Posted on: Jul 24, 2018

By Vienna Bottomly, Notre Dame Law School; Ryan Leagre, Plews Shadley Racher & Braun LLP

In Erie Indem. Co. v. Estate of Harris, 99 N.E.3d 625 (Ind. 2018), the Indiana Supreme Court concluded that the phrase “others we protect” in an employer’s commercial auto policy was unambiguous and did not afford coverage to an employee struck by an uninsured motorist while that employee was mowing his lawn on a riding lawnmower. It was on this point—whether the phrase “others we protect” was ambiguous—that the Supreme Court disagreed with the Court of Appeals. However, the Supreme Court did not reach a separate issue addressed by the Court of Appeals, which involved using limiting language in an exclusion to determine the scope of the policy’s insuring agreement.  While the Court of Appeals’ opinion is now vacated, it still highlights a valuable tool policyholders should use to construe insurance policies.

Estate of Harris began with a tragic accident. On August 6, 2010, Brian Harris was cutting grass on a riding lawnmower outside his Goshen, Indiana, home when he was struck and killed by a motorist operating under the influence of illegal drugs. Even though the motorist was driving a borrowed 1974 Chevy truck with its owner’s permission, he was deemed uninsured because he was unlicensed.

Lacking an obvious avenue for recovery, Harris’s estate filed a claim for bodily injury damages with Erie, his employer’s commercial auto insurer. Since 1993, Harris worked for Formco, a plastics design and manufacturing company in Elkhart County, Indiana. At the time of the accident, he drove a company-owned 2004 Toyota pickup truck as his primary vehicle for business and personal use. Erie insured Formco’s company-owned vehicles, including the pickup truck, under a commercial auto policy that included an endorsement for uninsured motorist coverage.

Even though Harris was not listed as an insured on the policy and he was not using or occupying the company truck at the time of the accident, the estate claimed coverage under the phrase “others we protect” in the policy endorsement’s “OUR PROMISE” section. This section provided coverage for damages resulting from accidents arising from the use of an uninsured motor vehicle involving “bodily injury to you or others we protect.” The estate filed suit after its claim was denied. On appeal, in Erie Indemnity Company v. Estate of Harris, 80 N.E.3d 923 (Ind. Ct. App. 2017), the Court of Appeals affirmed the trial court’s grant of summary judgment for the estate, concluding that, because the policy failed to define the phrase “others we protect,” Harris fell within that coverage category. In an opinion authored by Justice Goff, the Supreme Court vacated and reversed.

Exercise requirements:
[1] In the post on Estate of Harris, what company employed Harris, and since what year?
[2] In the records, retype every line from the one containing "484, 505, 510]" through the one containing "879, 115, 904]", inclusive.

Dataset records:
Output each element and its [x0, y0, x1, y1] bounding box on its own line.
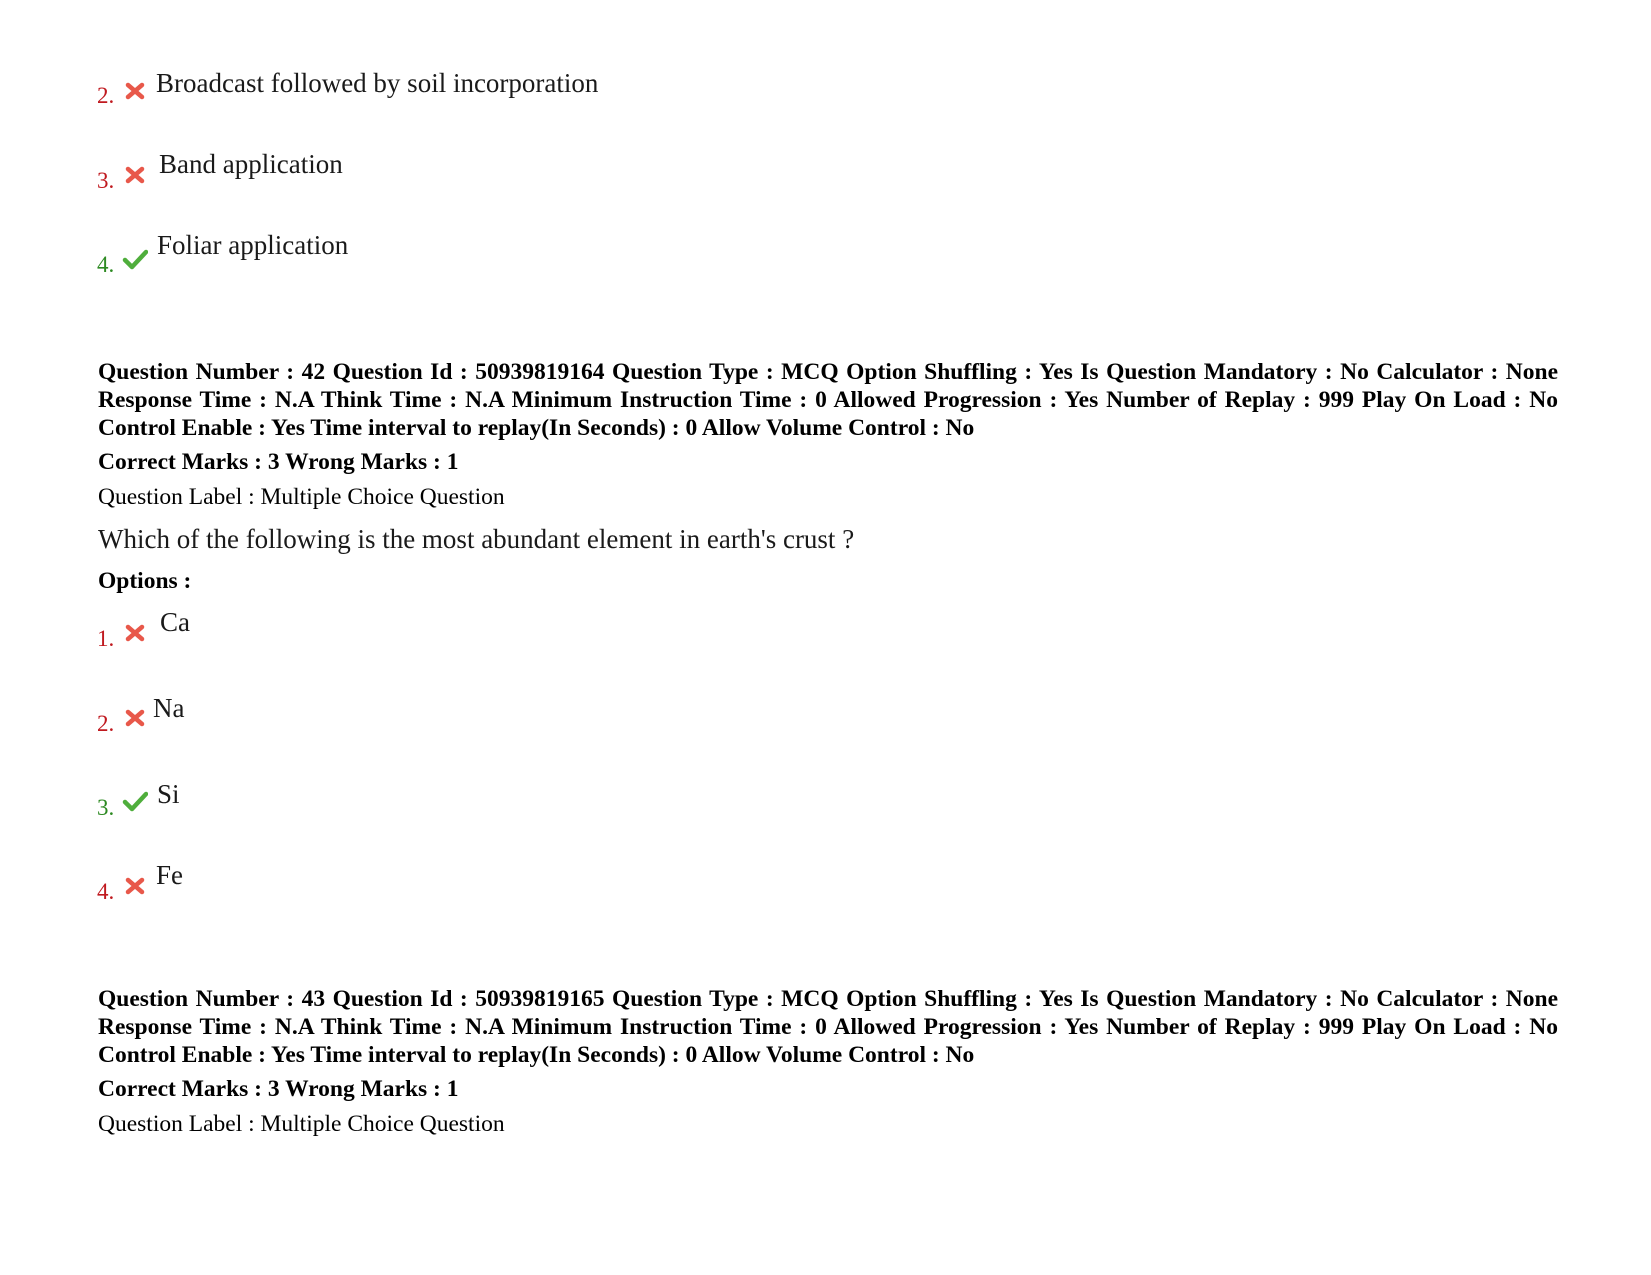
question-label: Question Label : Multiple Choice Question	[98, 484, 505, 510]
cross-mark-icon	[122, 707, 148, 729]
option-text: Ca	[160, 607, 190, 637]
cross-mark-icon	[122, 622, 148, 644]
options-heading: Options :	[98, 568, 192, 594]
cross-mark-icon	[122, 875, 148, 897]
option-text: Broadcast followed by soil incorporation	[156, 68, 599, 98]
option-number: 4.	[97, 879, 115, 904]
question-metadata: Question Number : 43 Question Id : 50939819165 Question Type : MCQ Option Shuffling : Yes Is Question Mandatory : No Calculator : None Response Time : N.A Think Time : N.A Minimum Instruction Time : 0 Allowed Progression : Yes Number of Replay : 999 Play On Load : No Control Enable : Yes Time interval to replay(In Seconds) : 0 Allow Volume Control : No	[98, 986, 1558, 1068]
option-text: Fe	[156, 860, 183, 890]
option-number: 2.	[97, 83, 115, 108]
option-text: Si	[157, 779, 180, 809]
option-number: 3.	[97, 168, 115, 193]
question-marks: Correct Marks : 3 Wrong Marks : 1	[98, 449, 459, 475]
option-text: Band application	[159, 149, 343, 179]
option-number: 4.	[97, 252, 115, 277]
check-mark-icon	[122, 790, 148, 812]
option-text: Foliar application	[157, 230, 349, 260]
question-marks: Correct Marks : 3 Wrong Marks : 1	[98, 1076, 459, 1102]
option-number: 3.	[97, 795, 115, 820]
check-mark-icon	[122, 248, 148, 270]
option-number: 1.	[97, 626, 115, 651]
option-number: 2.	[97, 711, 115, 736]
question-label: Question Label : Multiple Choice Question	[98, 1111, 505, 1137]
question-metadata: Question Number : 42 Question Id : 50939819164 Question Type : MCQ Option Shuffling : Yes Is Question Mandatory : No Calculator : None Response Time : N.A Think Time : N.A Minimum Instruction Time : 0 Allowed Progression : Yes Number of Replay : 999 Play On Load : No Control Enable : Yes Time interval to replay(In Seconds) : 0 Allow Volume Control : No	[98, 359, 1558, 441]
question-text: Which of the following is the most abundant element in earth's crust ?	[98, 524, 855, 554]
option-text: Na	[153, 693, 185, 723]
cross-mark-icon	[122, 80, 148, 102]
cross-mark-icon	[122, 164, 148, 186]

Solutions to the exercise:
[1] Formco, a plastics design and manufacturing company in Elkhart County, Indiana, employed Harris since 1993.

[2]
question-label: Question Label : Multiple Choice Question	[98, 484, 505, 510]
cross-mark-icon	[122, 707, 148, 729]
option-text: Ca	[160, 607, 190, 637]
cross-mark-icon	[122, 622, 148, 644]
options-heading: Options :	[98, 568, 192, 594]
cross-mark-icon	[122, 875, 148, 897]
option-text: Broadcast followed by soil incorporation	[156, 68, 599, 98]
option-number: 4.	[97, 879, 115, 904]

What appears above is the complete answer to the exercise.